- _Short exercise_: Each line that includes the string "like" counts once; give the total and nothing else.

(Extracted data entries)
-*-

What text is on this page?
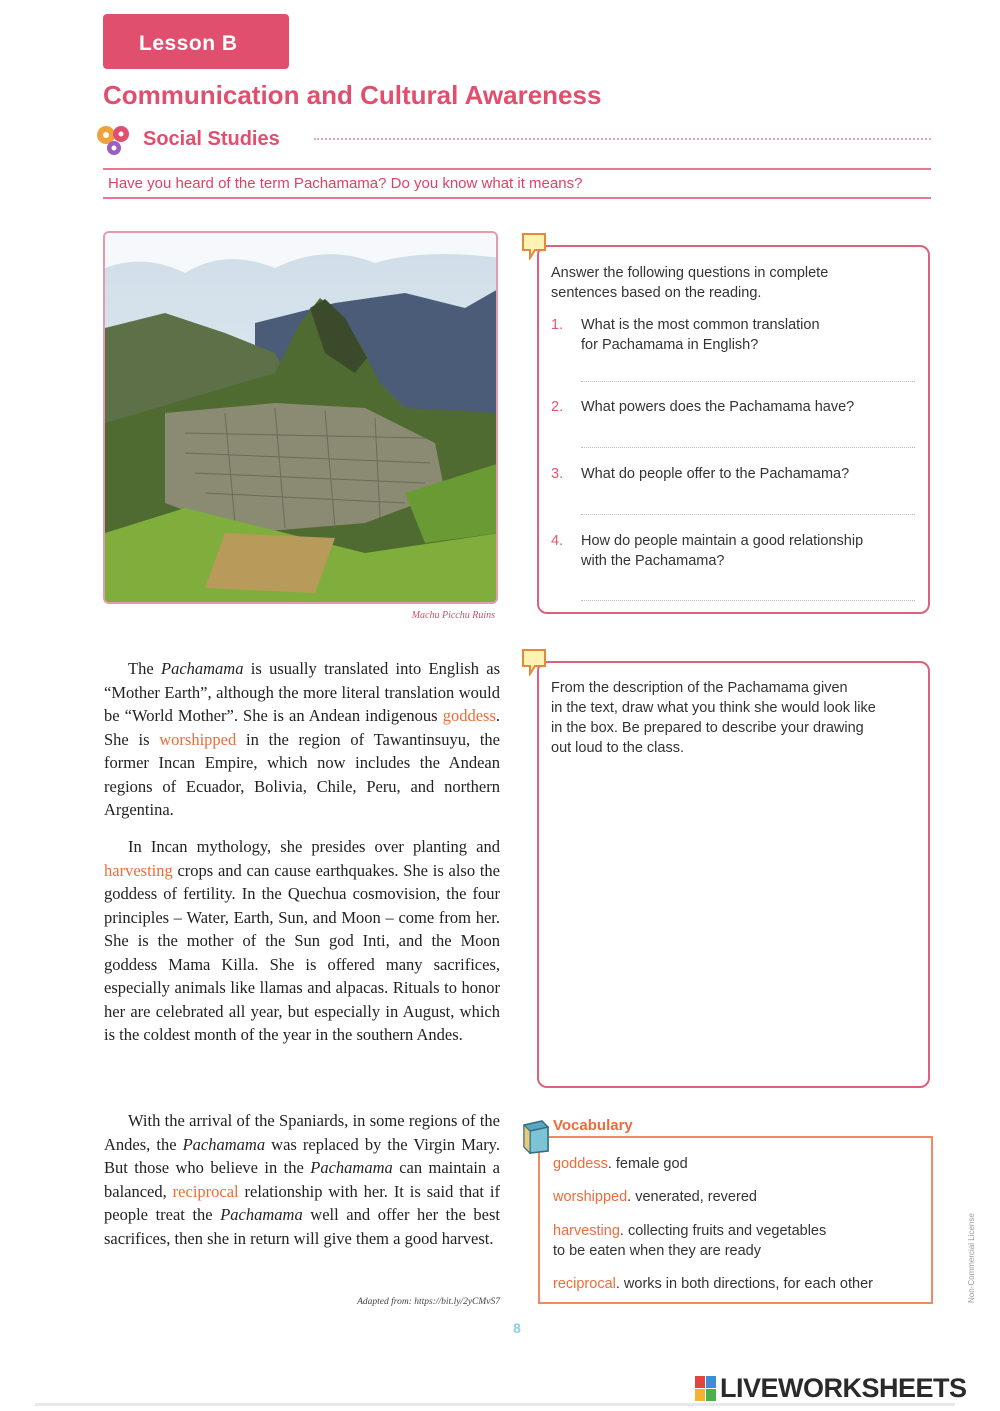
Lesson B
Communication and Cultural Awareness
Social Studies
Have you heard of the term Pachamama? Do you know what it means?
Machu Picchu Ruins

The Pachamama is usually translated into English as “Mother Earth”, although the more literal translation would be “World Mother”. She is an Andean indigenous goddess. She is worshipped in the region of Tawantinsuyu, the former Incan Empire, which now includes the Andean regions of Ecuador, Bolivia, Chile, Peru, and northern Argentina.

In Incan mythology, she presides over planting and harvesting crops and can cause earthquakes. She is also the goddess of fertility. In the Quechua cosmovision, the four principles – Water, Earth, Sun, and Moon – come from her. She is the mother of the Sun god Inti, and the Moon goddess Mama Killa. She is offered many sacrifices, especially animals like llamas and alpacas. Rituals to honor her are celebrated all year, but especially in August, which is the coldest month of the year in the southern Andes.

With the arrival of the Spaniards, in some regions of the Andes, the Pachamama was replaced by the Virgin Mary. But those who believe in the Pachamama can maintain a balanced, reciprocal relationship with her. It is said that if people treat the Pachamama well and offer her the best sacrifices, then she in return will give them a good harvest.

Adapted from: https://bit.ly/2yCMvS7
8
Answer the following questions in complete
sentences based on the reading.
1. What is the most common translation
for Pachamama in English?
2. What powers does the Pachamama have?
3. What do people offer to the Pachamama?
4. How do people maintain a good relationship
with the Pachamama?
From the description of the Pachamama given
in the text, draw what you think she would look like
in the box. Be prepared to describe your drawing
out loud to the class.
Vocabulary
goddess. female god
worshipped. venerated, revered
harvesting. collecting fruits and vegetables
to be eaten when they are ready
reciprocal. works in both directions, for each other	Non-Commercial License
LIVEWORKSHEETS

-*-

- _Exercise response_: 2